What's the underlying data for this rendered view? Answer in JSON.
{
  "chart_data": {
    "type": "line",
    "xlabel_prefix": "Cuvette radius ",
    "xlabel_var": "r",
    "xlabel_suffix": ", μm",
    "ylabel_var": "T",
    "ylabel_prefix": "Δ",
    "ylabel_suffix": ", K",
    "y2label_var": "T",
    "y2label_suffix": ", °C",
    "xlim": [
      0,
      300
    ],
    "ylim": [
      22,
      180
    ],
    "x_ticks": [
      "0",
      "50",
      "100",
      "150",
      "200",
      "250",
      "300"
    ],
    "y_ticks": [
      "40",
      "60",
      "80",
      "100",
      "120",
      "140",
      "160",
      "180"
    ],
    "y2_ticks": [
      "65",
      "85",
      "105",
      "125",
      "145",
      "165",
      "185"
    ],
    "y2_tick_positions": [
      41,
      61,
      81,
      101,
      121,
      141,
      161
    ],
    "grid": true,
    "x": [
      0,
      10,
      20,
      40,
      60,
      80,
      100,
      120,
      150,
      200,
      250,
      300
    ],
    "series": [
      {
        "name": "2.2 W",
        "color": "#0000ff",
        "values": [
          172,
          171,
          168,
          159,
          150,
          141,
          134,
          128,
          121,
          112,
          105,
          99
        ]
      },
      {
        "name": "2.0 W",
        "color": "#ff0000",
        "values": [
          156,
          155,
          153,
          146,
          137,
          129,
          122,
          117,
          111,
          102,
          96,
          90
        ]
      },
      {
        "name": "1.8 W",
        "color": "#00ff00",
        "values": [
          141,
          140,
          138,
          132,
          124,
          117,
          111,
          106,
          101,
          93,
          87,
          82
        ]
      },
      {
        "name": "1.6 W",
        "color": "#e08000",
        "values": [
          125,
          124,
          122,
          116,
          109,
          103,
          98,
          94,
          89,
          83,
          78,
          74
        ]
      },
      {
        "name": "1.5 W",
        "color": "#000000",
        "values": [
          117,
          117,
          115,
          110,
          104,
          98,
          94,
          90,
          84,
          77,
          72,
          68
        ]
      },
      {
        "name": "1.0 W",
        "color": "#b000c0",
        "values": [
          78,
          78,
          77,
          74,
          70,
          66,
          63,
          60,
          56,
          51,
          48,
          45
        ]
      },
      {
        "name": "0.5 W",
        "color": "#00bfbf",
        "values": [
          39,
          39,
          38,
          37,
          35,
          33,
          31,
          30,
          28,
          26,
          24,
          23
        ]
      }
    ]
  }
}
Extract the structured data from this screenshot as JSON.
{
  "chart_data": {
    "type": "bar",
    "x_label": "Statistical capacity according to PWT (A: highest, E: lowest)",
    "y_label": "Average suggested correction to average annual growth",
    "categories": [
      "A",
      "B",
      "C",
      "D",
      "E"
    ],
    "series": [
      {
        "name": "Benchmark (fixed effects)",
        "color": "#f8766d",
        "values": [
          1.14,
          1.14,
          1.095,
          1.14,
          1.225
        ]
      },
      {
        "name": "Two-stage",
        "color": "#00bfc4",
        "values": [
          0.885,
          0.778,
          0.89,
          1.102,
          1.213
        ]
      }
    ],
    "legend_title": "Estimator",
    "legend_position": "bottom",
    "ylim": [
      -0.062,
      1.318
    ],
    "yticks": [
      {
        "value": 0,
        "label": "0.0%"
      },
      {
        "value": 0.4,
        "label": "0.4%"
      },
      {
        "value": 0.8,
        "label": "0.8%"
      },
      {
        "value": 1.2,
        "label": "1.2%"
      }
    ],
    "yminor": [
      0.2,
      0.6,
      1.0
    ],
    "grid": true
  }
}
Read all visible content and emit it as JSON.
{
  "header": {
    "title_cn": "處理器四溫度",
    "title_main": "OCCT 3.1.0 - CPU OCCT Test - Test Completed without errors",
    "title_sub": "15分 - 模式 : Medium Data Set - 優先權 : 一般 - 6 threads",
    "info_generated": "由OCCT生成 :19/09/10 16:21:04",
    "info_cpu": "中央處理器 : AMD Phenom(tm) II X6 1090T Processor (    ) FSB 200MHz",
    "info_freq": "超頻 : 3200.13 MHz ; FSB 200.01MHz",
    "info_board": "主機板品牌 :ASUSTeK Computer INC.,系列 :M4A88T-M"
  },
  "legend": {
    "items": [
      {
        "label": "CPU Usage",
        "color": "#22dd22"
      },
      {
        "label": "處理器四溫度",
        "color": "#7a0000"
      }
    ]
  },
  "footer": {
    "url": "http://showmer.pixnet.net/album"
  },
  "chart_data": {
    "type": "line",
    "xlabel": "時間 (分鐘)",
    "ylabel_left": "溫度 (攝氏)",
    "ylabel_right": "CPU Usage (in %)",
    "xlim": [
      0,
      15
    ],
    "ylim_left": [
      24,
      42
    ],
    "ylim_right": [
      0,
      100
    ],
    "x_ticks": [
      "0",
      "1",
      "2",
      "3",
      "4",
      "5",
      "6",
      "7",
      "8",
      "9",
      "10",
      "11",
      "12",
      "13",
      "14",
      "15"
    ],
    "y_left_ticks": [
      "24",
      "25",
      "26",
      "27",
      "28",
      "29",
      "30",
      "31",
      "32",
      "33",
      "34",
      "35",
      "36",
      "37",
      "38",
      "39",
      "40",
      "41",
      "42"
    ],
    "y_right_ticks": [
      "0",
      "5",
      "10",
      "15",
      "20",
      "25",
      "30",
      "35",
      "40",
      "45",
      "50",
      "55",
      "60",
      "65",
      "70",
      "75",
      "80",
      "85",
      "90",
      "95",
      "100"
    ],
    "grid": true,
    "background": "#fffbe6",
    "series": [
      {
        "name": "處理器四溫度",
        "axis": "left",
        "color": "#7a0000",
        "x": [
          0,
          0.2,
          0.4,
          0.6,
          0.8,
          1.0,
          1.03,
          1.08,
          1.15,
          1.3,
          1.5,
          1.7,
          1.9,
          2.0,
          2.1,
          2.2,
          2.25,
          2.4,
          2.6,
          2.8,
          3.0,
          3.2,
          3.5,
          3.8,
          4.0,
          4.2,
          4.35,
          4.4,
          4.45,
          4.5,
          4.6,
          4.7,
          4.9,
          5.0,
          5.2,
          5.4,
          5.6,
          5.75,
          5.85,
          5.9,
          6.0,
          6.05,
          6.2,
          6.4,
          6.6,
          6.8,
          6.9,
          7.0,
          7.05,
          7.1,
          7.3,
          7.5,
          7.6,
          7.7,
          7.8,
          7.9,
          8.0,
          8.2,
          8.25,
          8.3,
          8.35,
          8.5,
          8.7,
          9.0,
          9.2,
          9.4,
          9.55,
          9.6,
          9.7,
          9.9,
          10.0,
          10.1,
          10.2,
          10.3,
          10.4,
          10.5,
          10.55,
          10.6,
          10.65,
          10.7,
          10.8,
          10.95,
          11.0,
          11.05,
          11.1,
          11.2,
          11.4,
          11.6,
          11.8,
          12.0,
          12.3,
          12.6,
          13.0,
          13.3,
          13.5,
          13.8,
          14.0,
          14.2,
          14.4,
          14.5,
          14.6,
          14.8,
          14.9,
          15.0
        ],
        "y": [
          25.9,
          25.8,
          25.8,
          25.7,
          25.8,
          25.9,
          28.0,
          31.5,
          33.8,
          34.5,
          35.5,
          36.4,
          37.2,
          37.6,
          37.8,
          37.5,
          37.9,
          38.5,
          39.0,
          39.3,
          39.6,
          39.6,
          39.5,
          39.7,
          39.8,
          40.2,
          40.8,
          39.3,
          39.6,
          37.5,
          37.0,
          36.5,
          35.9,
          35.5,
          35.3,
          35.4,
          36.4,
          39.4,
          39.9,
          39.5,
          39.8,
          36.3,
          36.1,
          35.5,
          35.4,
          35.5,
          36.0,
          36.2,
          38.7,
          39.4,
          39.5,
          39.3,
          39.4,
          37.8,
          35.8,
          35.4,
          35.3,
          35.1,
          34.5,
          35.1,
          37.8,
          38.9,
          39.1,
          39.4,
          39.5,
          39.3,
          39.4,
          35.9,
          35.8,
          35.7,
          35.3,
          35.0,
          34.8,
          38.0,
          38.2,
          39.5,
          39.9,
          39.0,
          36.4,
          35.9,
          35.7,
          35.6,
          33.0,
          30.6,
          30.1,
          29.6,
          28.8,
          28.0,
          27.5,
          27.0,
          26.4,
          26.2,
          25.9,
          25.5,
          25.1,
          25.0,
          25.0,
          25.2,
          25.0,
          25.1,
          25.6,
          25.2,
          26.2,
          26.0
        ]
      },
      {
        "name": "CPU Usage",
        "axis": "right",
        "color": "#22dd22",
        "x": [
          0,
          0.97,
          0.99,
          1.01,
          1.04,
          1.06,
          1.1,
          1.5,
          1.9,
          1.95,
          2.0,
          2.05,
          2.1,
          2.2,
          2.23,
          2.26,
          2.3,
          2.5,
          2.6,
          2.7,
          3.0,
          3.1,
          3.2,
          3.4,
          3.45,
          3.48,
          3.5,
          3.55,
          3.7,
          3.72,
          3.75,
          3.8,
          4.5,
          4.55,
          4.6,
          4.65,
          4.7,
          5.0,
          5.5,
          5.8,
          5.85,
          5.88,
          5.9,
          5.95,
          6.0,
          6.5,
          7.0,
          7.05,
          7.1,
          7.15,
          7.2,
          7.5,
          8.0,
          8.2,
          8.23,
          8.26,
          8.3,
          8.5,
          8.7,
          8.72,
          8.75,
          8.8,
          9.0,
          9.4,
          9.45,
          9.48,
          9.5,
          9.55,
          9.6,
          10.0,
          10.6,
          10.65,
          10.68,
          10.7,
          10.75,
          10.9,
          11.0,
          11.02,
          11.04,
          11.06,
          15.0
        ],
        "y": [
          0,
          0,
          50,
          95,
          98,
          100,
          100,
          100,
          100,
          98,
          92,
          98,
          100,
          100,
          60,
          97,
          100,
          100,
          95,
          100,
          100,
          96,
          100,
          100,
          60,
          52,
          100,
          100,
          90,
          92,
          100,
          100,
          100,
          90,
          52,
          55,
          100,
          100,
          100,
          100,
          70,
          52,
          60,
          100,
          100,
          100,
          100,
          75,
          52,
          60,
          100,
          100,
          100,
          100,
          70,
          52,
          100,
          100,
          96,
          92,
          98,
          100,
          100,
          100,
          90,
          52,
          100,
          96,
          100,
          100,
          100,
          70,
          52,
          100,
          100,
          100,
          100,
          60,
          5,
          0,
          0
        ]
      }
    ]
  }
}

__________________________________________________

◆ **Brief**
Pick out every line of the listing containing the word "this", and show those lines.

◆ **Reply**
What's the underlying data for this rendered view? Answer in JSON.
Extract the structured data from this screenshot as JSON.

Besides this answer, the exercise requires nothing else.